[THE REQUEST]:
Look through the records below, and copy out every line that holds the string "ответа".

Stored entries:
══════

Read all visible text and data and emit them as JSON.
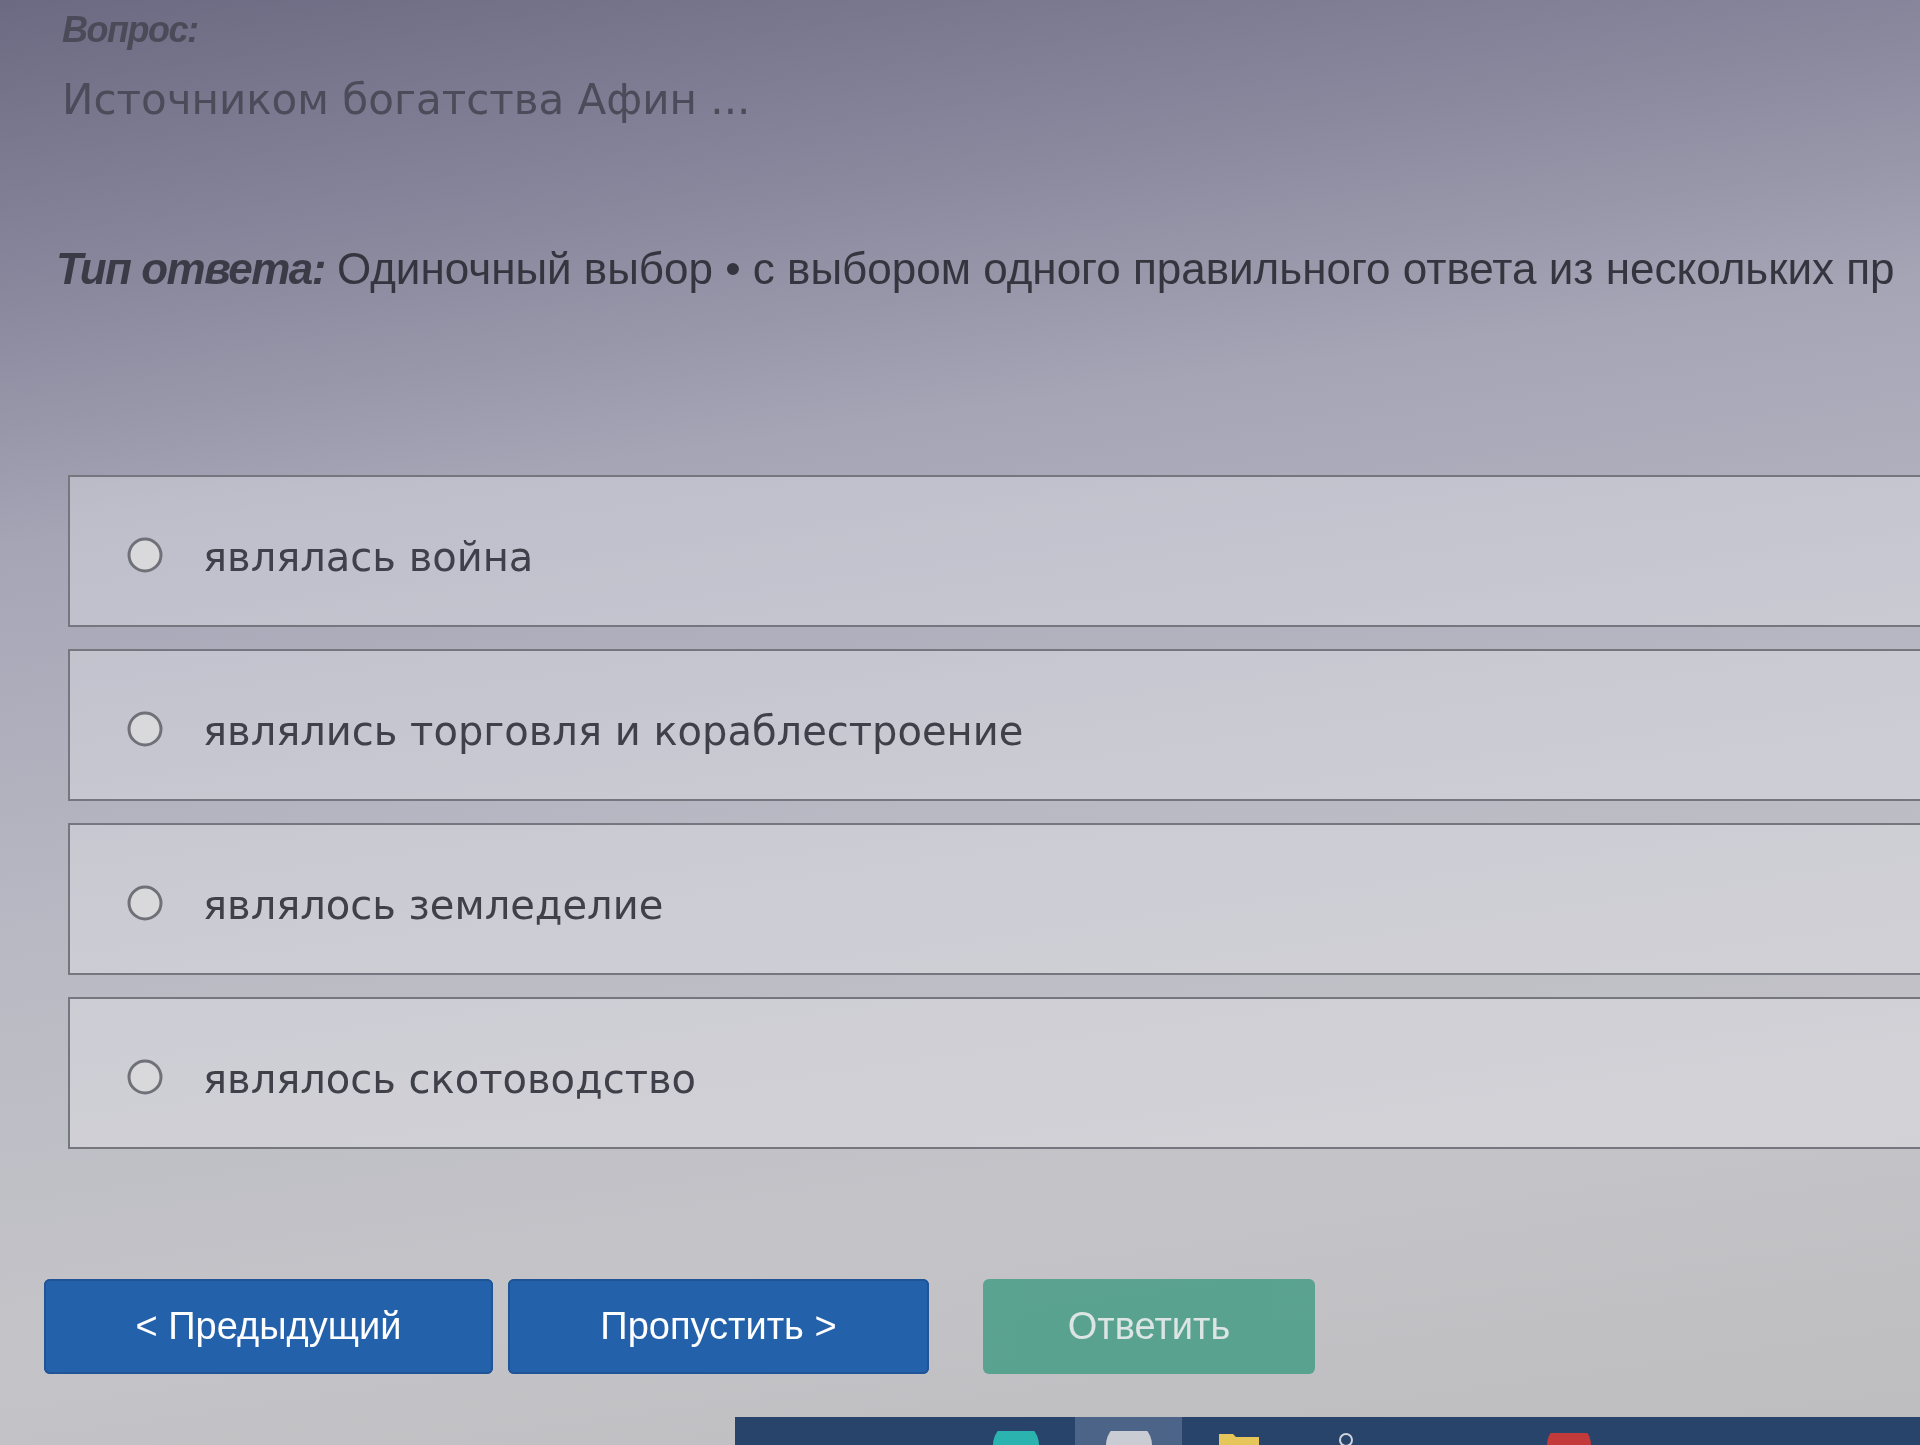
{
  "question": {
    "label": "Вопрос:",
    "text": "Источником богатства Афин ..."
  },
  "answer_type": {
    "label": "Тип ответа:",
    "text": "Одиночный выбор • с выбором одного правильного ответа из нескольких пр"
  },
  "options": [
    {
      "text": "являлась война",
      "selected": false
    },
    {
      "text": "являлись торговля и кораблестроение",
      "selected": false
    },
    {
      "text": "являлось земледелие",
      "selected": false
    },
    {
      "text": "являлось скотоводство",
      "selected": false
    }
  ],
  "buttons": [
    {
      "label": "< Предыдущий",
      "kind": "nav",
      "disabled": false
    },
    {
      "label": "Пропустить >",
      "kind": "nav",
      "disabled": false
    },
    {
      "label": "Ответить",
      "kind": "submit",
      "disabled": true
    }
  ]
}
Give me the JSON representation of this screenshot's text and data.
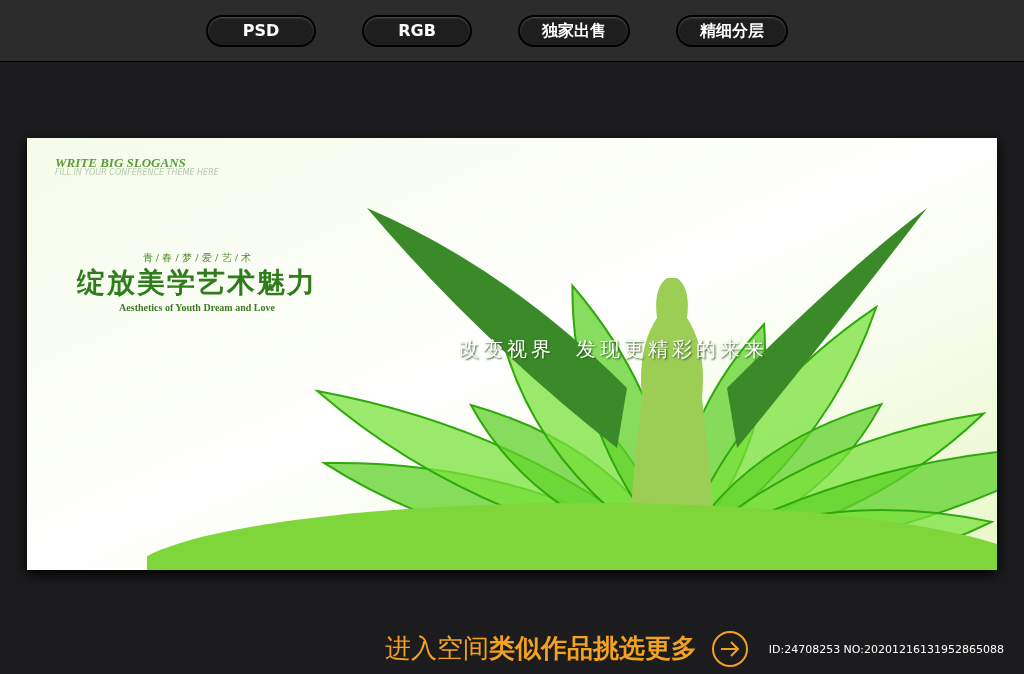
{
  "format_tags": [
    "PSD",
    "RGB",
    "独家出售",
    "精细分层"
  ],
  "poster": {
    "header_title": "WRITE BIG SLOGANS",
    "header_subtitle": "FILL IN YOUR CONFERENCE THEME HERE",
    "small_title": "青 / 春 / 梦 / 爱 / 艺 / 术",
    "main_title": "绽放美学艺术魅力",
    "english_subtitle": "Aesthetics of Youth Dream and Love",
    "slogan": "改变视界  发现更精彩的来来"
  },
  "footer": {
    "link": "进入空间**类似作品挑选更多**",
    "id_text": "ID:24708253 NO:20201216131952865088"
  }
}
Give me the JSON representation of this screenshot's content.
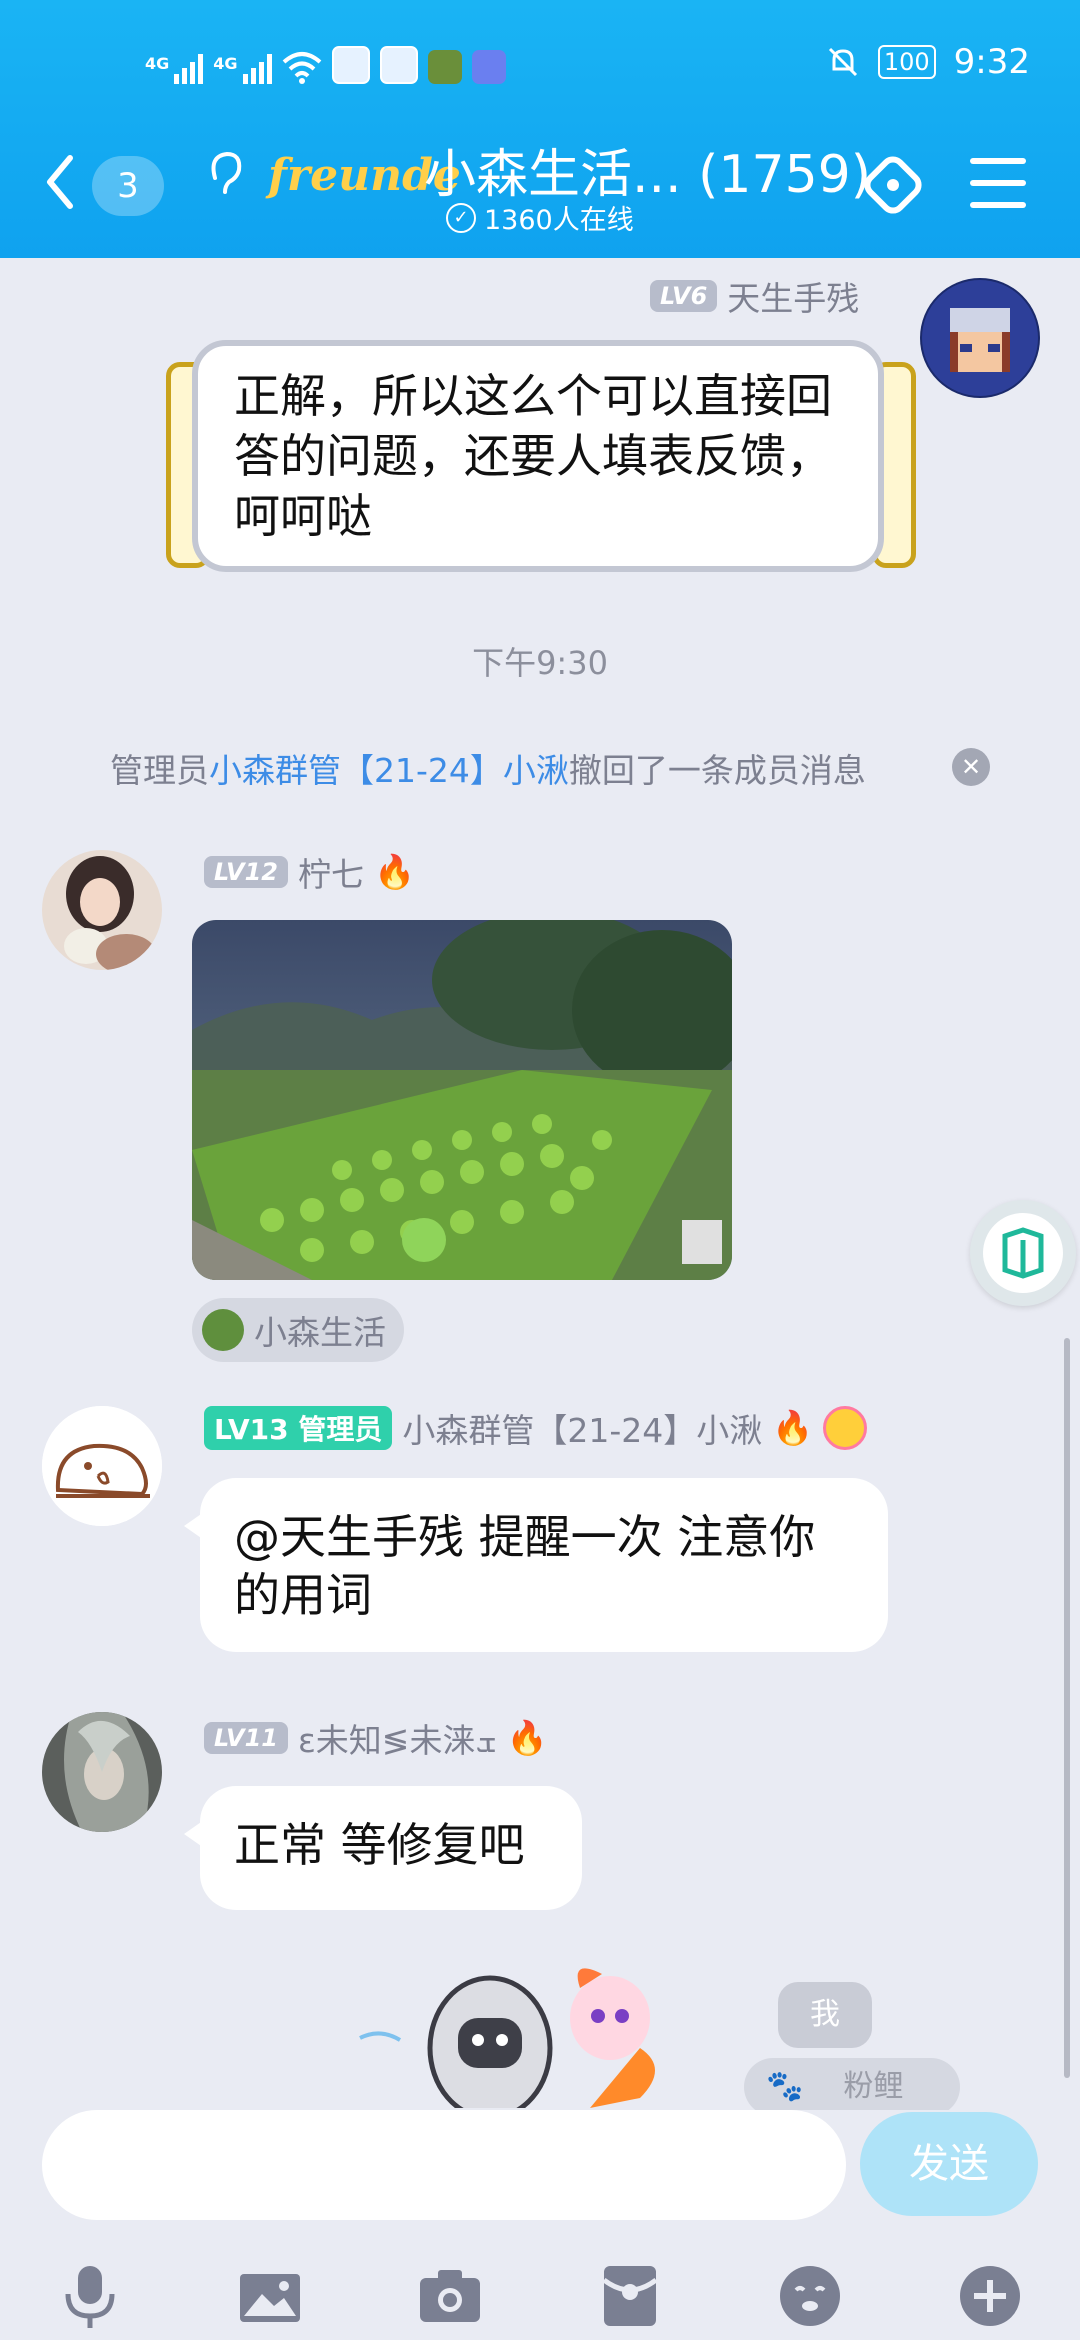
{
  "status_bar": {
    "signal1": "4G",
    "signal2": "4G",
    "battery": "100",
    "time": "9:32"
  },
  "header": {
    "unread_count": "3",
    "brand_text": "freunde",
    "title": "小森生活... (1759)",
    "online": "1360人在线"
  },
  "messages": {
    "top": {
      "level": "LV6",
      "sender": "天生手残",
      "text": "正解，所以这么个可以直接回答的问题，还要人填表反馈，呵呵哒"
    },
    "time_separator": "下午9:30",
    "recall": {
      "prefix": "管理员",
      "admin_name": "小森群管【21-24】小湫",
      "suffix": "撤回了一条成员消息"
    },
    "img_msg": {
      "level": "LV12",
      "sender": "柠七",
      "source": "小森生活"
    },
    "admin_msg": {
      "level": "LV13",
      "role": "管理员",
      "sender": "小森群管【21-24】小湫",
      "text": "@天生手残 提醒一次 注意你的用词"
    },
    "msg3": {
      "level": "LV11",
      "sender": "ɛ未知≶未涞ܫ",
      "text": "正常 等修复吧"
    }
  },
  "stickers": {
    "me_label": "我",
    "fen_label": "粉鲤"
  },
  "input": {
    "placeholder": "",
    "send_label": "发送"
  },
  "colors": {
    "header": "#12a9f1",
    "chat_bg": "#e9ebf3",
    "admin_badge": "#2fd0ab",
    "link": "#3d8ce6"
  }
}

══════

[OUTPUT]:
    "label": "Тип ответа:",
    "text": "Одиночный выбор • с выбором одного правильного ответа из нескольких пр"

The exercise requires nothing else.